(Data entries)
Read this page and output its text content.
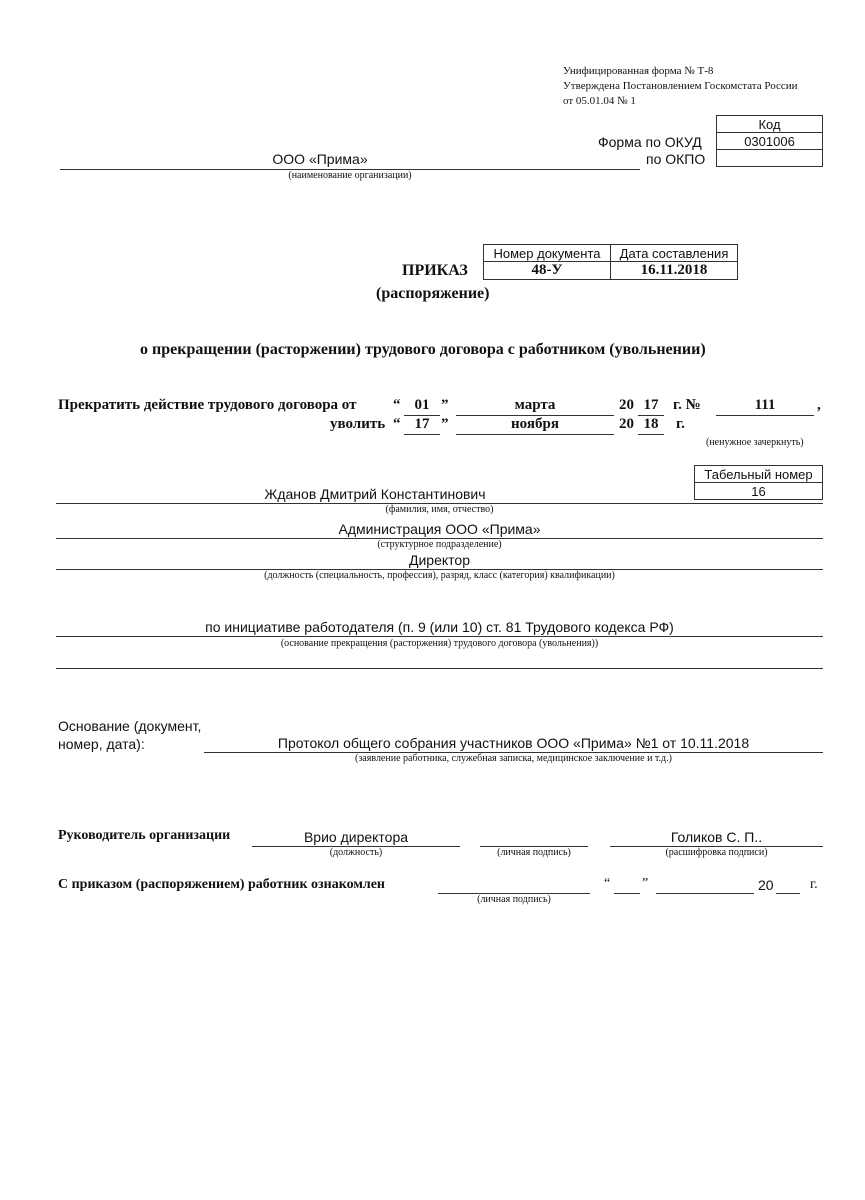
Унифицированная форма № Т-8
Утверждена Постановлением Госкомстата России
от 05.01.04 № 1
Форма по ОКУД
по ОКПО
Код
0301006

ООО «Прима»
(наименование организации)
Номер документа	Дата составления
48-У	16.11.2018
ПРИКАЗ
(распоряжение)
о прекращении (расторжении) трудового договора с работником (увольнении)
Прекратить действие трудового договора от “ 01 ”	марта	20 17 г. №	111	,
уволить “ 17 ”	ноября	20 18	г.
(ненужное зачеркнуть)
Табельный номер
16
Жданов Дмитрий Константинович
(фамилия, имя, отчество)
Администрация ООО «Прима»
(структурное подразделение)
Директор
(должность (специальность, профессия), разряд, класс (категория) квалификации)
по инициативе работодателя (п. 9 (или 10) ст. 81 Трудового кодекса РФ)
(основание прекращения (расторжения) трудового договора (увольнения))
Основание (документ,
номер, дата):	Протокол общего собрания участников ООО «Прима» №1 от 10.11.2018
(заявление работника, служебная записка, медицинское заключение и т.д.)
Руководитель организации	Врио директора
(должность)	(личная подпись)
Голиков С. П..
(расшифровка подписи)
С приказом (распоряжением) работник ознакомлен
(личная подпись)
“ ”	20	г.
---
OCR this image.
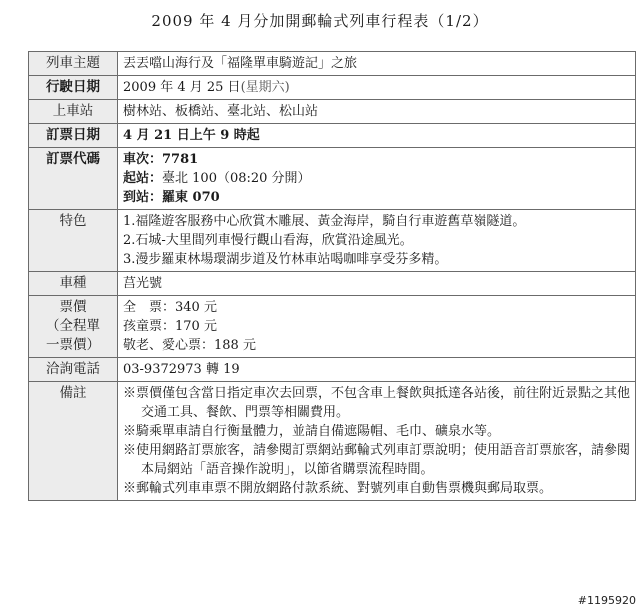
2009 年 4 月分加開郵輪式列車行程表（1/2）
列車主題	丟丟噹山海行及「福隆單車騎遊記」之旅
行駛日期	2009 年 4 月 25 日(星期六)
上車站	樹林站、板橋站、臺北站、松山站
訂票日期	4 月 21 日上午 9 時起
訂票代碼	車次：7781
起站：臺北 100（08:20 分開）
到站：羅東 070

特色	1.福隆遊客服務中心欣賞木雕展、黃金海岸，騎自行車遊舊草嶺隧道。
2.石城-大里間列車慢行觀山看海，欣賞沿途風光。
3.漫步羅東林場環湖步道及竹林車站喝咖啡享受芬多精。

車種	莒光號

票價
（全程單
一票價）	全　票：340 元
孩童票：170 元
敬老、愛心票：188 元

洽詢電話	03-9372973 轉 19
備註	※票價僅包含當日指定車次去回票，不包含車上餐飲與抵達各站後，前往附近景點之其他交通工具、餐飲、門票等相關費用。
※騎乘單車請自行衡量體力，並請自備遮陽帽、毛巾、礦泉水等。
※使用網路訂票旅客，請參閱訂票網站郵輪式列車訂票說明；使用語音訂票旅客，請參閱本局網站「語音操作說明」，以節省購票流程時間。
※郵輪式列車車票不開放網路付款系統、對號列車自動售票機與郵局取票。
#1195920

Short exercise -> Pick out every line above that contains the word "договора" and copy it.

Solution to the exercise ->
о прекращении (расторжении) трудового договора с работником (увольнении)
Прекратить действие трудового договора от “ 01 ”	марта	20 17 г. №	111	,
(основание прекращения (расторжения) трудового договора (увольнения))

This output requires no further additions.